_抽出テキスト:_
****************
ホーム > ホームセキュリティ > 月水金フラッシュニュース > 月水金フラッシュニュース・バックナンバー > セルフ方式のホームセキュリティ
以前、本コラムにおいて、セキュリティを考える場合における「ストーリーの完結性」の重要性について述べ、具体例として「無人の自宅でセンサーが異常を感知したそのあとのストーリー」について触れました。
現在、ホームセンターや家電量販店などに行くと、手軽なホームセキュリティとして、自宅に異常を検知するセンサーを設置し、そのセンサーが侵入などの異常を感知した場合に、携帯電話などのあらかじめ登録した電話番号に自動的に通報がいく、セルフ方式のホームセキュリティが市販されています。今回は、このタイプのホームセキュリティについて考えてみたいと思います。
自宅に泥棒の侵入があり、携帯電話にセルフ方式のホームセキュリティから通報を受け取った状況を考えてみましょう。おそらく多くの人は、情報を受け取った携帯電話で110番に電話しようとするかと思いますが、ここで問題が発生します。
各都道府県警が設置している110番受付センターでは、電話による通報者が本当にその家の住人であるかを確認する方法がありません。誰もその場所にいない状況では、いくら電話の向こうの声が自宅を確認してくれと言っても、裁判所が発行する捜索令状なしでは、警察が個人の住宅敷地に立ち入るのは法的に問題なのです。
また、電気通信事業法の具体的な内容を規定した事業用電気通信設備規則では、その35条の2「緊急通報を扱う事業用電気通信回線設備」の項目で、「緊急通報は、その発信に係る端末設備等の【場所を管轄する警察機関等】に接続すること」と規定しています。
これは、自分の家が東京にあり大阪出張中だった場合、携帯電話に異常発生の通報があったとしても、東京の110番に電話することはできないということを意味しています。加えて、「市外局番+110番」がつながらないことはほとんど知られていません。「110番」というシステムは、基本的に「事件が起きたところにいる人から電話されてくることを前提に作られた社会インフラ」なのです。
セコムの提供しているホームセキュリティサービスでは、センサーが異常を検知したら、緊急対処員が、その家に急行し現場を点検した上で、必要に応じてその地域のセコムのコントロールセンターから110番通報がなされます。従って、これらの問題が発生することはないのです。
****************
_課題内容:_ 上のセルフ方式のホームセキュリティに関する文章のうち、「現在、ホームセンターや家電量」から「が、ここで問題が発生します。」までを一字も変えずに書き写してください。
****************
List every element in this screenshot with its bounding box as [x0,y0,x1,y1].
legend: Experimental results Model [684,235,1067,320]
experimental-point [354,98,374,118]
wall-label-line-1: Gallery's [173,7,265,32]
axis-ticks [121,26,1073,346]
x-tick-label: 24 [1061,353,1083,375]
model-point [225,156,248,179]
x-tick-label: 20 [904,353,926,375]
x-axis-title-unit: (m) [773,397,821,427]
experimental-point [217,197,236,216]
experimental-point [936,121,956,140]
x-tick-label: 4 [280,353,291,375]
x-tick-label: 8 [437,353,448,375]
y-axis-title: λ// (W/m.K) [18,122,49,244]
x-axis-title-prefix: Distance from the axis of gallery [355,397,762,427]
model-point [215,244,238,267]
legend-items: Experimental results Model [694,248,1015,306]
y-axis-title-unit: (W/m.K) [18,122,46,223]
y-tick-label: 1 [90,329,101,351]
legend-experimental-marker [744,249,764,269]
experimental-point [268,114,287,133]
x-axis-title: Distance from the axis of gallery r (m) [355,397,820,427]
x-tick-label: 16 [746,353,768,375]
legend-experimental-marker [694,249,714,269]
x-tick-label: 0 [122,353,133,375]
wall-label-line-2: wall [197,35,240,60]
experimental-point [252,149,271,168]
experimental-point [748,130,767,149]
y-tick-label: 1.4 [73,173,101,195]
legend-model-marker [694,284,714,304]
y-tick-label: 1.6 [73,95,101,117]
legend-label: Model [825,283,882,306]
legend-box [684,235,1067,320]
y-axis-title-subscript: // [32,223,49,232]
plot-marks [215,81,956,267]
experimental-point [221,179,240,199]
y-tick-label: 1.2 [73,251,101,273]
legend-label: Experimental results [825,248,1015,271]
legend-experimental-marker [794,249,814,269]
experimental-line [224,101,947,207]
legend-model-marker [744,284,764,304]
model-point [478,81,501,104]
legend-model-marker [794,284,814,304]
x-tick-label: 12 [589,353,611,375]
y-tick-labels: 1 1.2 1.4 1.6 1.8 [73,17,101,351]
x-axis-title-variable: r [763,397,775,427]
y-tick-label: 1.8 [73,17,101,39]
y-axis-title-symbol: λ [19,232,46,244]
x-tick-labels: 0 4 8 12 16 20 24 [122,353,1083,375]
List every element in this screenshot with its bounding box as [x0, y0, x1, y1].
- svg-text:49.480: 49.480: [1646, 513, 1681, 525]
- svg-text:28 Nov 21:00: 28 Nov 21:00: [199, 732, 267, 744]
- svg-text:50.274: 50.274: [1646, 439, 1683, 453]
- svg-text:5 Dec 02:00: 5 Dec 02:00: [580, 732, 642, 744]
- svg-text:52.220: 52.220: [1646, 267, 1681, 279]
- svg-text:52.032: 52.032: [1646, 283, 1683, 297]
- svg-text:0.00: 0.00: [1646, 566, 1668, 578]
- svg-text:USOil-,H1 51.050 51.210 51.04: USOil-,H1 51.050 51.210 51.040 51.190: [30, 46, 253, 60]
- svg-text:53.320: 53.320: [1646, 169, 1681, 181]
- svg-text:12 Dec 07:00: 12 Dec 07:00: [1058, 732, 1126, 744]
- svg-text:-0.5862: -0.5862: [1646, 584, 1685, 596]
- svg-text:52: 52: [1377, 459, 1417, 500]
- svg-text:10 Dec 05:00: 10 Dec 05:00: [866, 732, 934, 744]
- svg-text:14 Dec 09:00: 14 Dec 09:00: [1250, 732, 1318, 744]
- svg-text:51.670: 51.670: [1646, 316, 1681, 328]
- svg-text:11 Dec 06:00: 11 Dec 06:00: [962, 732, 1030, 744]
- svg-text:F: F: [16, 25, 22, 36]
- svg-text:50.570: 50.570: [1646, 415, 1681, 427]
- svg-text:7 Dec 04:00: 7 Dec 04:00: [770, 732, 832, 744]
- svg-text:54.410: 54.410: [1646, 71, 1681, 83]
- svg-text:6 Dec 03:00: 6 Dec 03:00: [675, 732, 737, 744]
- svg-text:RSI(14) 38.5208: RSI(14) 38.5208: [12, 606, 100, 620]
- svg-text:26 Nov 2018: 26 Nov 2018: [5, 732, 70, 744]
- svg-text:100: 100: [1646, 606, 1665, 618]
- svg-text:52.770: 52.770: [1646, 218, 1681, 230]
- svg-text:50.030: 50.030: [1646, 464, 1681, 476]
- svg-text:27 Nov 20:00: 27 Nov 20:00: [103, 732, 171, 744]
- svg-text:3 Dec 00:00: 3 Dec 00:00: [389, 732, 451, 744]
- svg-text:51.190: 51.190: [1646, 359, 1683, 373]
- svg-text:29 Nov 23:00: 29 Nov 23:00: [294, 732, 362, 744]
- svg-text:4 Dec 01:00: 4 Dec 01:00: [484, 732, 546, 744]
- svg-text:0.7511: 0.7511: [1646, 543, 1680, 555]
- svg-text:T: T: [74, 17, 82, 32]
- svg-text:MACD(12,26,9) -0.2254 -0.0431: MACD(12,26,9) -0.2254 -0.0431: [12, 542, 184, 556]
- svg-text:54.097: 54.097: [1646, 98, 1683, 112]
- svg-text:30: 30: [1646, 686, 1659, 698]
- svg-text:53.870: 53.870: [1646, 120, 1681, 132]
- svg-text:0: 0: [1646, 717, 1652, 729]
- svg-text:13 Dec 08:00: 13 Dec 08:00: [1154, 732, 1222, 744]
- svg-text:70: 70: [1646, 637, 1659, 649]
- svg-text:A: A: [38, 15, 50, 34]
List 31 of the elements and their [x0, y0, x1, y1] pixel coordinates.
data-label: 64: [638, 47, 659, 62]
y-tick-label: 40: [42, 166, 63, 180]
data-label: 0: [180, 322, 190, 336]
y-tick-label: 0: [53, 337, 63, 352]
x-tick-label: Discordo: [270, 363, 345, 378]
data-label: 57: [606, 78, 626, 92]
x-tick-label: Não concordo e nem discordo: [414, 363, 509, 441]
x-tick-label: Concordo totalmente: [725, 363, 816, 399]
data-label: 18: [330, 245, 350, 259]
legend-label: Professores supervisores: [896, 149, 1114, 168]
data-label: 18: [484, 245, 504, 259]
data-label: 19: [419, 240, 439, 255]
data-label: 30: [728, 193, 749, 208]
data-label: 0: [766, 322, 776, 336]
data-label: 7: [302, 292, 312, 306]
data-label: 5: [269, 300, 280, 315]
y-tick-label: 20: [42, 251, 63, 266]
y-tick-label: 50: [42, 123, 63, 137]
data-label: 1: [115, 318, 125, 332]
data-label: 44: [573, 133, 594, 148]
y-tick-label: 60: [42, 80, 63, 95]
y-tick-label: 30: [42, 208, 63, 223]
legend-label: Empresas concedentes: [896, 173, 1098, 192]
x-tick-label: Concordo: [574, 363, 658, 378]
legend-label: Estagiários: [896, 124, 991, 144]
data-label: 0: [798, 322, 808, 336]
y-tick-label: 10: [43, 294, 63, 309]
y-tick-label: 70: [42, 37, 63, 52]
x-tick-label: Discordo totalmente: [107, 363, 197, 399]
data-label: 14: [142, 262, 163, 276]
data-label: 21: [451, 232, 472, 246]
****************
_解答例:_
現在、ホームセンターや家電量販店などに行くと、手軽なホームセキュリティとして、自宅に異常を検知するセンサーを設置し、そのセンサーが侵入などの異常を感知した場合に、携帯電話などのあらかじめ登録した電話番号に自動的に通報がいく、セルフ方式のホームセキュリティが市販されています。今回は、このタイプのホームセキュリティについて考えてみたいと思います。
自宅に泥棒の侵入があり、携帯電話にセルフ方式のホームセキュリティから通報を受け取った状況を考えてみましょう。おそらく多くの人は、情報を受け取った携帯電話で110番に電話しようとするかと思いますが、ここで問題が発生します。